— What needs to be done —
Write out every line of the data below word for word, omitting the pictures.

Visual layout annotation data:
◇ ◇ ◇ ◇ ◇

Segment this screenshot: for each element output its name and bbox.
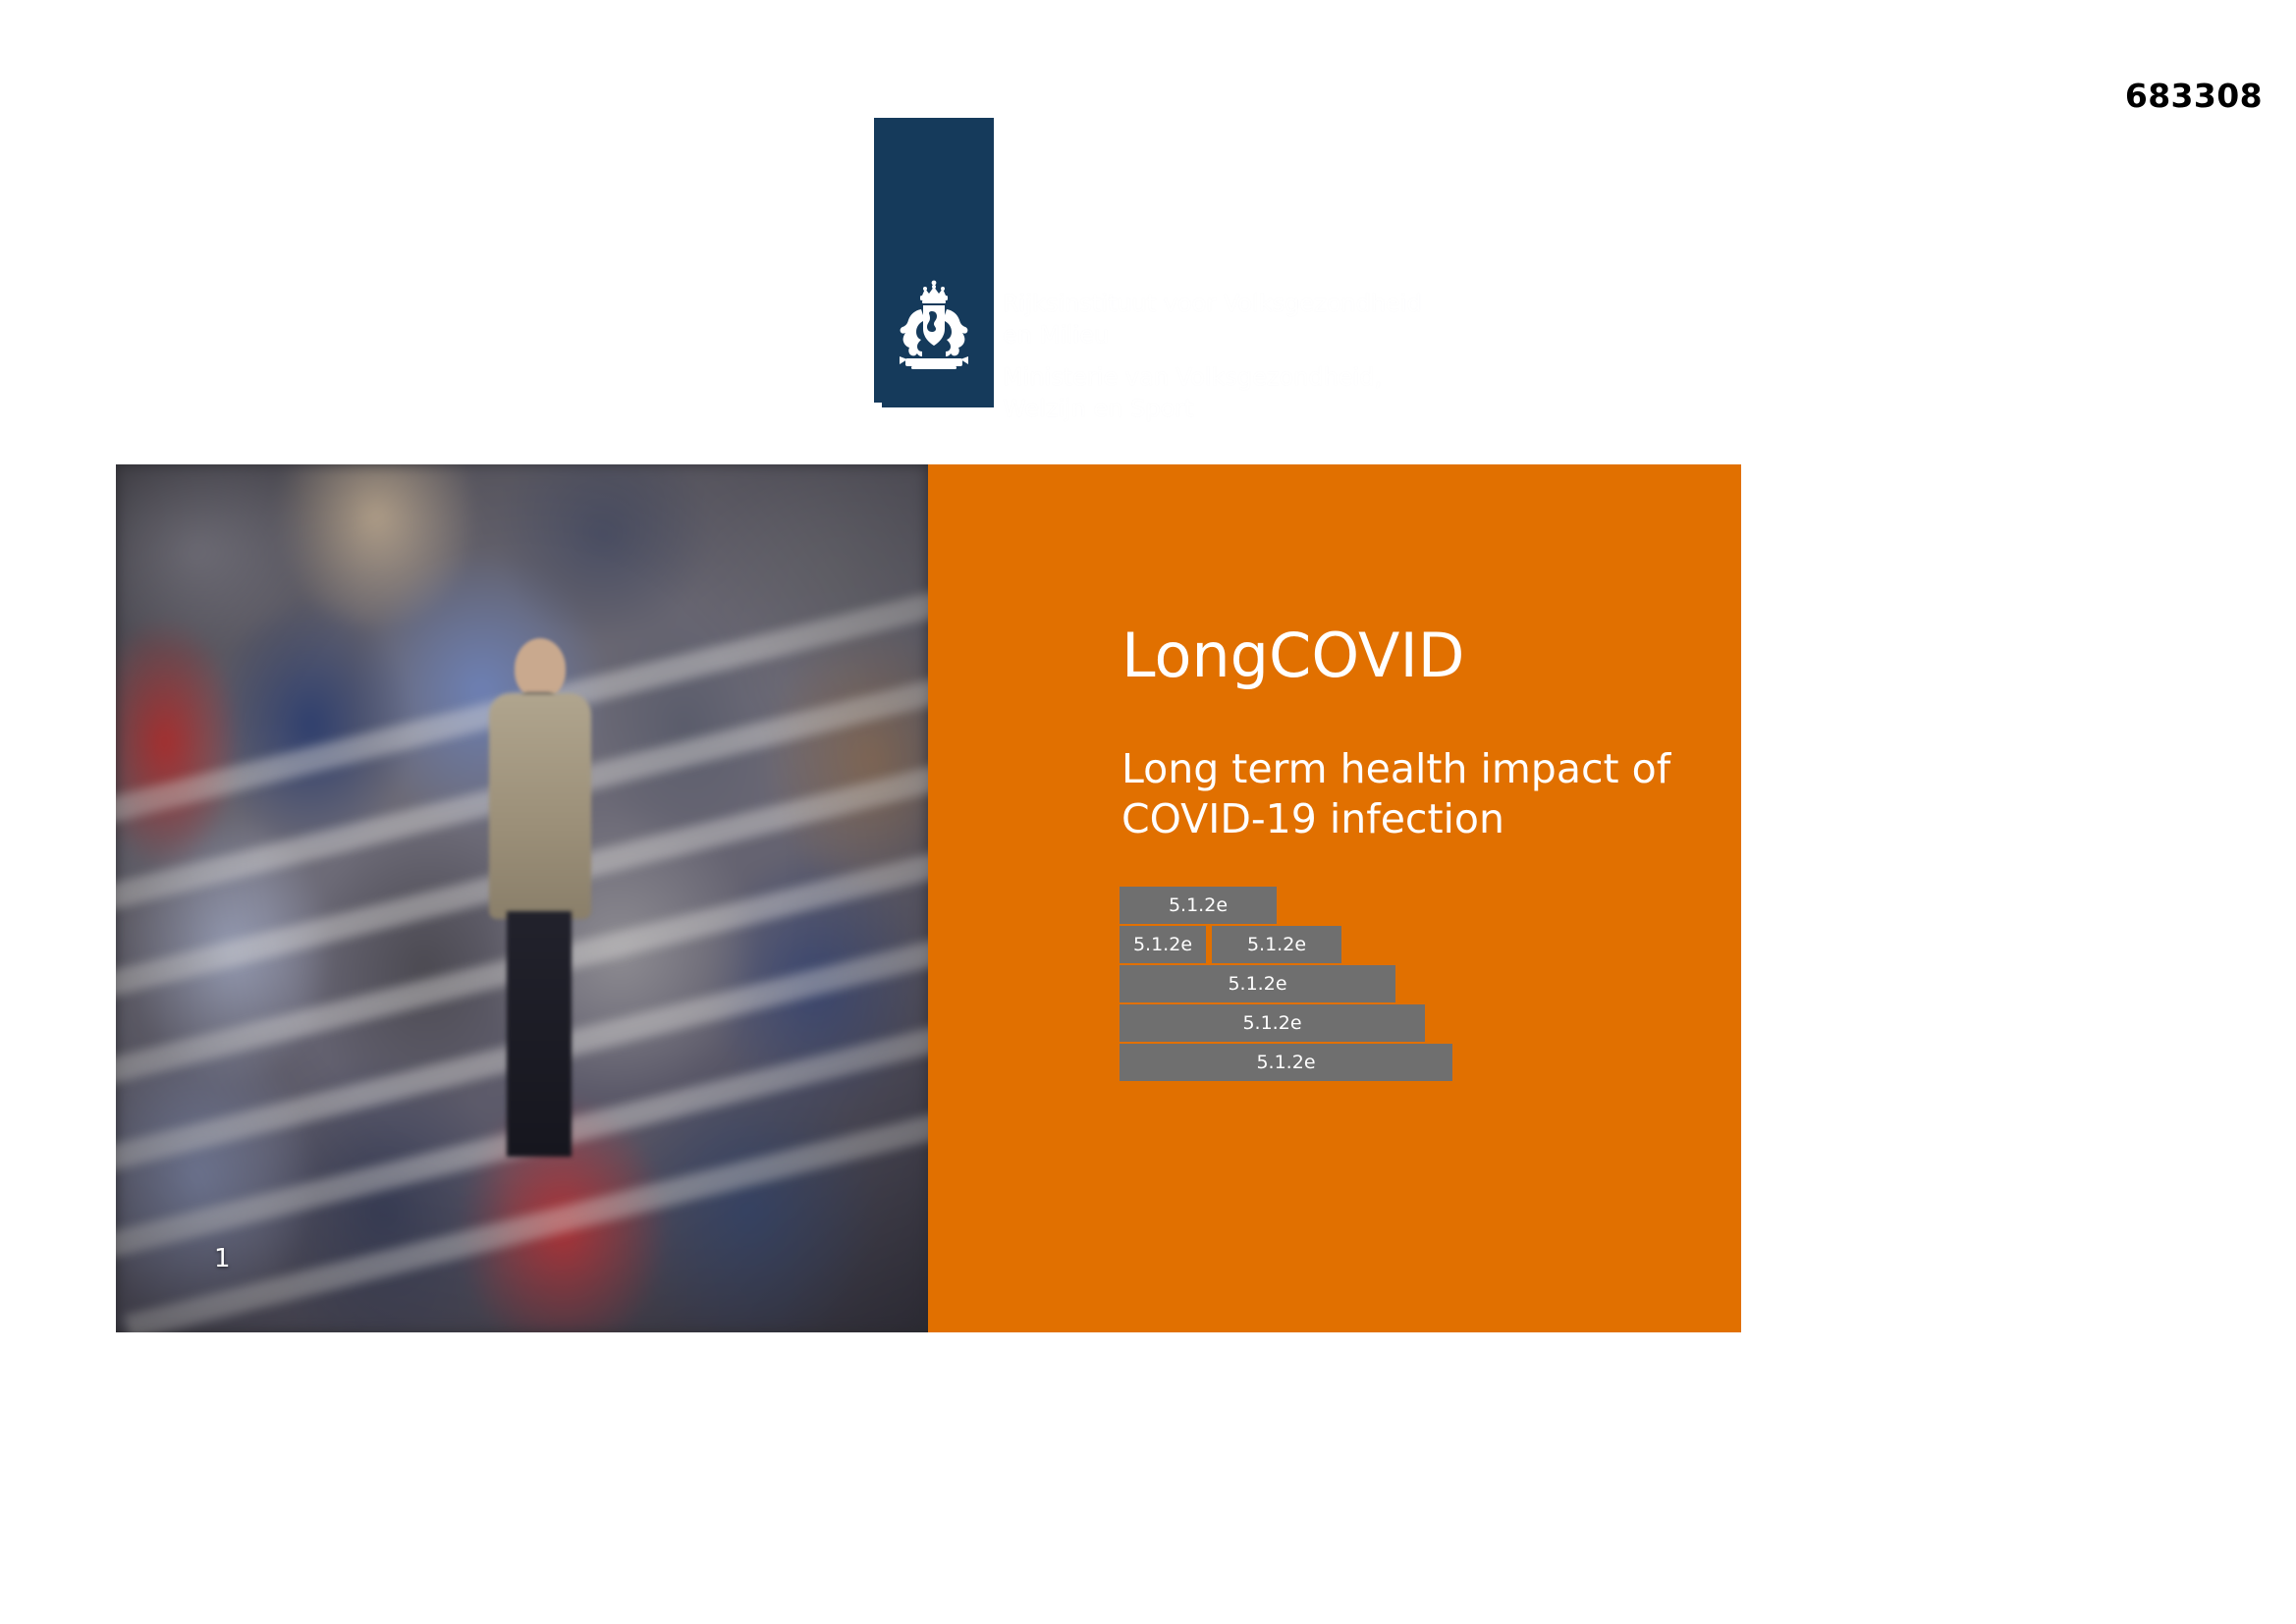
redaction-box: 5.1.2e — [1212, 926, 1341, 963]
document-id-number: 683308 — [2125, 77, 2263, 115]
logo-org-line-2: en Milieu — [1003, 319, 1109, 351]
redaction-block: 5.1.2e5.1.2e5.1.2e5.1.2e5.1.2e5.1.2e — [1120, 887, 1630, 1083]
slide-page-number: 1 — [214, 1244, 231, 1273]
title-slide: 1 LongCOVID Long term health impact of C… — [116, 464, 1741, 1332]
redaction-row: 5.1.2e5.1.2e — [1120, 926, 1630, 963]
orange-title-panel: LongCOVID Long term health impact of COV… — [928, 464, 1741, 1332]
redaction-box: 5.1.2e — [1120, 926, 1206, 963]
slide-subtitle-line-2: COVID-19 infection — [1121, 794, 1711, 844]
crowd-photograph: 1 — [116, 464, 928, 1332]
photo-vignette — [116, 464, 928, 1332]
logo-organisation-text: Rijksinstituut voor Volksgezondheid en M… — [1003, 118, 1499, 403]
dutch-coat-of-arms-icon — [892, 280, 976, 382]
redaction-row: 5.1.2e — [1120, 887, 1630, 924]
redaction-box: 5.1.2e — [1120, 887, 1277, 924]
slide-subtitle-line-1: Long term health impact of — [1121, 744, 1711, 794]
logo-ministry-line-2: Welzijn en Sport — [1003, 393, 1194, 424]
redaction-box: 5.1.2e — [1120, 1004, 1425, 1042]
redaction-box: 5.1.2e — [1120, 1044, 1452, 1081]
logo-ministry-line-1: Ministerie van Volksgezondheid, — [1003, 361, 1382, 393]
redaction-row: 5.1.2e — [1120, 1004, 1630, 1042]
rivm-ministry-logo: Rijksinstituut voor Volksgezondheid en M… — [874, 118, 1503, 412]
redaction-row: 5.1.2e — [1120, 965, 1630, 1002]
slide-title: LongCOVID — [1121, 622, 1464, 690]
redaction-box: 5.1.2e — [1120, 965, 1395, 1002]
logo-org-line-1: Rijksinstituut voor Volksgezondheid — [1003, 288, 1422, 319]
redaction-row: 5.1.2e — [1120, 1044, 1630, 1081]
slide-subtitle: Long term health impact of COVID-19 infe… — [1121, 744, 1711, 844]
logo-blue-bar-foot — [882, 399, 994, 407]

◇ ◇ ◇ ◇ ◇

— Right answer —
Segment this screenshot: for each element output its name and bbox.
redaction-box: 5.1.2e — [1212, 926, 1341, 963]
document-id-number: 683308 — [2125, 77, 2263, 115]
logo-org-line-2: en Milieu — [1003, 319, 1109, 351]
redaction-block: 5.1.2e5.1.2e5.1.2e5.1.2e5.1.2e5.1.2e — [1120, 887, 1630, 1083]
slide-page-number: 1 — [214, 1244, 231, 1273]
title-slide: 1 LongCOVID Long term health impact of C… — [116, 464, 1741, 1332]
redaction-row: 5.1.2e5.1.2e — [1120, 926, 1630, 963]
orange-title-panel: LongCOVID Long term health impact of COV… — [928, 464, 1741, 1332]
redaction-box: 5.1.2e — [1120, 926, 1206, 963]
slide-subtitle-line-2: COVID-19 infection — [1121, 794, 1711, 844]
crowd-photograph: 1 — [116, 464, 928, 1332]
photo-vignette — [116, 464, 928, 1332]
logo-organisation-text: Rijksinstituut voor Volksgezondheid en M… — [1003, 118, 1499, 403]
dutch-coat-of-arms-icon — [892, 280, 976, 382]
redaction-row: 5.1.2e — [1120, 887, 1630, 924]
redaction-box: 5.1.2e — [1120, 887, 1277, 924]
slide-subtitle-line-1: Long term health impact of — [1121, 744, 1711, 794]
logo-ministry-line-2: Welzijn en Sport — [1003, 393, 1194, 424]
redaction-box: 5.1.2e — [1120, 1004, 1425, 1042]
redaction-box: 5.1.2e — [1120, 1044, 1452, 1081]
logo-ministry-line-1: Ministerie van Volksgezondheid, — [1003, 361, 1382, 393]
redaction-row: 5.1.2e — [1120, 1004, 1630, 1042]
rivm-ministry-logo: Rijksinstituut voor Volksgezondheid en M… — [874, 118, 1503, 412]
redaction-row: 5.1.2e — [1120, 965, 1630, 1002]
slide-title: LongCOVID — [1121, 622, 1464, 690]
redaction-box: 5.1.2e — [1120, 965, 1395, 1002]
logo-org-line-1: Rijksinstituut voor Volksgezondheid — [1003, 288, 1422, 319]
redaction-row: 5.1.2e — [1120, 1044, 1630, 1081]
slide-subtitle: Long term health impact of COVID-19 infe… — [1121, 744, 1711, 844]
logo-blue-bar-foot — [882, 399, 994, 407]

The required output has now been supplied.